• What the exercise asks: Each entry below must be repeated word for word.
--- Start Input data ---
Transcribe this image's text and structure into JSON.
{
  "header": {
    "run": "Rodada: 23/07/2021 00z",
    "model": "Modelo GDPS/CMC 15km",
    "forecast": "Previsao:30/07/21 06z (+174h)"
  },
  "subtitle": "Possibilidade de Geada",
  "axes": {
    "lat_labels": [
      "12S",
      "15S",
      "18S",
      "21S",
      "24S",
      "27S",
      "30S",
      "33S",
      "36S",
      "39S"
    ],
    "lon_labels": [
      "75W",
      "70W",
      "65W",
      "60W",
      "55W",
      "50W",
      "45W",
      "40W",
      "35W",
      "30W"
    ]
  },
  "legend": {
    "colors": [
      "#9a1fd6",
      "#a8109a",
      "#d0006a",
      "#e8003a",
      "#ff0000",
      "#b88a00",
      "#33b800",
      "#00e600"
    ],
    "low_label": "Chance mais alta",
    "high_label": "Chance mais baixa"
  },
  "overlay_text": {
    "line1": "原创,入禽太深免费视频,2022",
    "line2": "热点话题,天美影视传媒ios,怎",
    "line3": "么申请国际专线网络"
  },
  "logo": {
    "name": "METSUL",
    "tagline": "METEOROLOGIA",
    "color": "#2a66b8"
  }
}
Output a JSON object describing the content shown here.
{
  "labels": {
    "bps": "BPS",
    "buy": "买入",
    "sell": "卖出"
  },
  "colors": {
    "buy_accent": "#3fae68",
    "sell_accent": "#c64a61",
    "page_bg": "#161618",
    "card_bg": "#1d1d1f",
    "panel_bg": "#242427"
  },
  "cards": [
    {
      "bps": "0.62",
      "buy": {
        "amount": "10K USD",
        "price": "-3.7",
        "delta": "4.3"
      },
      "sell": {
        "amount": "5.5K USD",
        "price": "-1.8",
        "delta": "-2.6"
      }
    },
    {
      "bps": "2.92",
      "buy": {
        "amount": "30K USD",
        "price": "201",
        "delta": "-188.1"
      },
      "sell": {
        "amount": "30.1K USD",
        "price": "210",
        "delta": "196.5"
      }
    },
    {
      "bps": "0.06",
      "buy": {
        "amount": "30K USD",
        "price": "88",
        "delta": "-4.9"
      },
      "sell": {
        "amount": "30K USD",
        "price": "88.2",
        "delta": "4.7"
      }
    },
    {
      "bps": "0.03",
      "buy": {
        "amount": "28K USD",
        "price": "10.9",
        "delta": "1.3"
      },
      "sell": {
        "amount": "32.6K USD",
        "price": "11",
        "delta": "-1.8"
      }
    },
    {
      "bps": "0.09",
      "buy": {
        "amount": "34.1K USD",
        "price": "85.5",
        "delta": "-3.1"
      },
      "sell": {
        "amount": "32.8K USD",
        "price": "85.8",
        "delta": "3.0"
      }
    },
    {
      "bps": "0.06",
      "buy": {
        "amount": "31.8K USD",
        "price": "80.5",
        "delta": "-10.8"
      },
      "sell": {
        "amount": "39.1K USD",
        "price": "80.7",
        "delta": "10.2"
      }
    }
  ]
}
--- End Input data ---
• Response below:
Transcribe this image's text and structure into JSON.
{
  "header": {
    "run": "Rodada: 23/07/2021 00z",
    "model": "Modelo GDPS/CMC 15km",
    "forecast": "Previsao:30/07/21 06z (+174h)"
  },
  "subtitle": "Possibilidade de Geada",
  "axes": {
    "lat_labels": [
      "12S",
      "15S",
      "18S",
      "21S",
      "24S",
      "27S",
      "30S",
      "33S",
      "36S",
      "39S"
    ],
    "lon_labels": [
      "75W",
      "70W",
      "65W",
      "60W",
      "55W",
      "50W",
      "45W",
      "40W",
      "35W",
      "30W"
    ]
  },
  "legend": {
    "colors": [
      "#9a1fd6",
      "#a8109a",
      "#d0006a",
      "#e8003a",
      "#ff0000",
      "#b88a00",
      "#33b800",
      "#00e600"
    ],
    "low_label": "Chance mais alta",
    "high_label": "Chance mais baixa"
  },
  "overlay_text": {
    "line1": "原创,入禽太深免费视频,2022",
    "line2": "热点话题,天美影视传媒ios,怎",
    "line3": "么申请国际专线网络"
  },
  "logo": {
    "name": "METSUL",
    "tagline": "METEOROLOGIA",
    "color": "#2a66b8"
  }
}
Output a JSON object describing the content shown here.
{
  "labels": {
    "bps": "BPS",
    "buy": "买入",
    "sell": "卖出"
  },
  "colors": {
    "buy_accent": "#3fae68",
    "sell_accent": "#c64a61",
    "page_bg": "#161618",
    "card_bg": "#1d1d1f",
    "panel_bg": "#242427"
  },
  "cards": [
    {
      "bps": "0.62",
      "buy": {
        "amount": "10K USD",
        "price": "-3.7",
        "delta": "4.3"
      },
      "sell": {
        "amount": "5.5K USD",
        "price": "-1.8",
        "delta": "-2.6"
      }
    },
    {
      "bps": "2.92",
      "buy": {
        "amount": "30K USD",
        "price": "201",
        "delta": "-188.1"
      },
      "sell": {
        "amount": "30.1K USD",
        "price": "210",
        "delta": "196.5"
      }
    },
    {
      "bps": "0.06",
      "buy": {
        "amount": "30K USD",
        "price": "88",
        "delta": "-4.9"
      },
      "sell": {
        "amount": "30K USD",
        "price": "88.2",
        "delta": "4.7"
      }
    },
    {
      "bps": "0.03",
      "buy": {
        "amount": "28K USD",
        "price": "10.9",
        "delta": "1.3"
      },
      "sell": {
        "amount": "32.6K USD",
        "price": "11",
        "delta": "-1.8"
      }
    },
    {
      "bps": "0.09",
      "buy": {
        "amount": "34.1K USD",
        "price": "85.5",
        "delta": "-3.1"
      },
      "sell": {
        "amount": "32.8K USD",
        "price": "85.8",
        "delta": "3.0"
      }
    },
    {
      "bps": "0.06",
      "buy": {
        "amount": "31.8K USD",
        "price": "80.5",
        "delta": "-10.8"
      },
      "sell": {
        "amount": "39.1K USD",
        "price": "80.7",
        "delta": "10.2"
      }
    }
  ]
}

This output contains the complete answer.